DESCRIPTION OF THE TASK: Your answer should be one number: how many lines of the records hold the string "that".

--- START OF SUPPLIED INFORMATION ---

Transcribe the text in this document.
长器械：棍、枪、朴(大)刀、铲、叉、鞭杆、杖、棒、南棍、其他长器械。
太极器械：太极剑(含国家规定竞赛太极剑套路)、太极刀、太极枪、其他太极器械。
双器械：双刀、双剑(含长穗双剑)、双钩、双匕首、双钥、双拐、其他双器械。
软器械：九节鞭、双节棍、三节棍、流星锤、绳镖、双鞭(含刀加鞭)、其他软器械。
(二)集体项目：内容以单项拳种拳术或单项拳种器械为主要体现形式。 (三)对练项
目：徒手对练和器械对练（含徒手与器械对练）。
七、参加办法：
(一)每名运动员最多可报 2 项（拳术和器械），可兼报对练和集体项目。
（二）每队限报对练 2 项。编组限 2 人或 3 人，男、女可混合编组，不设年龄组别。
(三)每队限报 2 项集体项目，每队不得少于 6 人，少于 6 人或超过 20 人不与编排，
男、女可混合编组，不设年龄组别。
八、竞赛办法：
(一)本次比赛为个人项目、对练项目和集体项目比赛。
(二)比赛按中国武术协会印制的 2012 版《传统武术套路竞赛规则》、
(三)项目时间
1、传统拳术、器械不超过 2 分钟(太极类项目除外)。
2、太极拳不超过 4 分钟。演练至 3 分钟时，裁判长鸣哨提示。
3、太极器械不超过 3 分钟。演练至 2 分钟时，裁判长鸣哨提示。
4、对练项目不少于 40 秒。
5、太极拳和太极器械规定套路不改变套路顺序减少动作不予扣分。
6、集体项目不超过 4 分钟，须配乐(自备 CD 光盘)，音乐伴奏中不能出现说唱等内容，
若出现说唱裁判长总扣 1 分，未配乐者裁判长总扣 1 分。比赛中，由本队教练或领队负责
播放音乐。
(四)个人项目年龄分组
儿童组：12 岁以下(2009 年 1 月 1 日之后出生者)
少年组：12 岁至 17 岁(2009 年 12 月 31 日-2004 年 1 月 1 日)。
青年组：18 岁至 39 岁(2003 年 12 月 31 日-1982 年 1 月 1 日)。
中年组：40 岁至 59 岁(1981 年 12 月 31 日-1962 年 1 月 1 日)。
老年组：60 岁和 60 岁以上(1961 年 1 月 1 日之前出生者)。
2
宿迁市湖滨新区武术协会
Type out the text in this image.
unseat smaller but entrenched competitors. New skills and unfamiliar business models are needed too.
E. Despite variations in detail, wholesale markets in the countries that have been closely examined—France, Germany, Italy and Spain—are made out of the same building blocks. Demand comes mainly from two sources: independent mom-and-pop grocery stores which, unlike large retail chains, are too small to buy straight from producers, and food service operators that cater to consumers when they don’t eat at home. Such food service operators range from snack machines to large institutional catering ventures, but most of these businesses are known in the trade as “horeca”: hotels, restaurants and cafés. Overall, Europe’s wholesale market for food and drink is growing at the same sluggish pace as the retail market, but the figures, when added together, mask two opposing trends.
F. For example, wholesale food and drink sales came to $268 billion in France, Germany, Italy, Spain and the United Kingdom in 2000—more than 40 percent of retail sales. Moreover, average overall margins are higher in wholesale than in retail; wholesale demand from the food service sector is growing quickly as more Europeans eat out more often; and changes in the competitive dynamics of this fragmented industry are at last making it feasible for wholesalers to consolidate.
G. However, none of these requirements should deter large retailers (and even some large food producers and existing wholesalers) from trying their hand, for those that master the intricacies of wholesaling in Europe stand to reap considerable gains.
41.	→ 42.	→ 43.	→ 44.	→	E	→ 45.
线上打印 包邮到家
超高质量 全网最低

--- END OF SUPPLIED INFORMATION ---

PROBLEM SOLUTION: 2